> **TASK REQUIREMENTS**
Find all lines in the records that include the word "manguera", and copy them out.

> **WORKING DATA**
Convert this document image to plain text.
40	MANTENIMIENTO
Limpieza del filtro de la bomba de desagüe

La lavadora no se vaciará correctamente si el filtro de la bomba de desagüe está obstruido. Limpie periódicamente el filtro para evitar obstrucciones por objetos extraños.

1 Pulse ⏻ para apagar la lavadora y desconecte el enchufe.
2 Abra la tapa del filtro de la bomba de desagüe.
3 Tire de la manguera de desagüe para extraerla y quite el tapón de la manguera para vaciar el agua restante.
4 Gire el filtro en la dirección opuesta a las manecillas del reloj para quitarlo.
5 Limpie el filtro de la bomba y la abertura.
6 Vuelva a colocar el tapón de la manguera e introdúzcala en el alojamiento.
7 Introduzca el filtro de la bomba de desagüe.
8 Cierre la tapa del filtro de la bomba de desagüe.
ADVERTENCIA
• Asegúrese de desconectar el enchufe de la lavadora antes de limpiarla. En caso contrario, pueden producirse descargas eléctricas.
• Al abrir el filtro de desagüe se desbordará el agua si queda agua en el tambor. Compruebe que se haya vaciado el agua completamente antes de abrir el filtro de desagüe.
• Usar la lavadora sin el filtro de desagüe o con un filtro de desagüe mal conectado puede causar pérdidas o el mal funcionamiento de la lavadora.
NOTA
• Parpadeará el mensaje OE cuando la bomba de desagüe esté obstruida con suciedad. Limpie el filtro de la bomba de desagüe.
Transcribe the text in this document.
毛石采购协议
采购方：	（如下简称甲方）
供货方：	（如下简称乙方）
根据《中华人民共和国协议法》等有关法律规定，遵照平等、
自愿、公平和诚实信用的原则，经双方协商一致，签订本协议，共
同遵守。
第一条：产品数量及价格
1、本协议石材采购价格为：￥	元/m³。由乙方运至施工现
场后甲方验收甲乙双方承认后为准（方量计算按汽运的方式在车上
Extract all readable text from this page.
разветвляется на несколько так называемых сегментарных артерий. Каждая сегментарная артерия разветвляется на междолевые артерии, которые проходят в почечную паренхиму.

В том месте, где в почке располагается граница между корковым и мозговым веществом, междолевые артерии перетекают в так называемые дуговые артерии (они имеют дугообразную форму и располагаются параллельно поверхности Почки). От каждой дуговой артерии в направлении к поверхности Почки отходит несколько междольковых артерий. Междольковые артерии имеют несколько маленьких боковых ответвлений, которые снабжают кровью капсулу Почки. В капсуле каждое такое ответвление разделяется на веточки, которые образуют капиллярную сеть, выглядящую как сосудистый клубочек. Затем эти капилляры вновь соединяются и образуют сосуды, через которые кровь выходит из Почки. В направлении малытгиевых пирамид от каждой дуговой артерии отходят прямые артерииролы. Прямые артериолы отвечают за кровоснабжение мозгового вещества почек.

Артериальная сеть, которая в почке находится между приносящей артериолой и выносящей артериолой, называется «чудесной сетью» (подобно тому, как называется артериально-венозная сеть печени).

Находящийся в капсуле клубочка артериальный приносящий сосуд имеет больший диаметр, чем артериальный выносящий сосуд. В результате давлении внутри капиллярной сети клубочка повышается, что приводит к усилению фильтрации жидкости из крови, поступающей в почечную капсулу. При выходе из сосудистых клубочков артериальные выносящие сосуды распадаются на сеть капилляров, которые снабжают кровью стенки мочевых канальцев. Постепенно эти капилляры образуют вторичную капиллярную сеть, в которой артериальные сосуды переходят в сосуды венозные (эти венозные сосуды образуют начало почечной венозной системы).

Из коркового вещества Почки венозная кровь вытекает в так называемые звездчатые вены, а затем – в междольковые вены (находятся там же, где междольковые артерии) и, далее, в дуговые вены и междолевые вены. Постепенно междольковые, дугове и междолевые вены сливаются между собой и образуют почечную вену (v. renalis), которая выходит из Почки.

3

> **COMPLETED TASK**
3 Tire de la manguera de desagüe para extraerla y quite el tapón de la manguera para vaciar el agua restante.
6 Vuelva a colocar el tapón de la manguera e introdúzcala en el alojamiento.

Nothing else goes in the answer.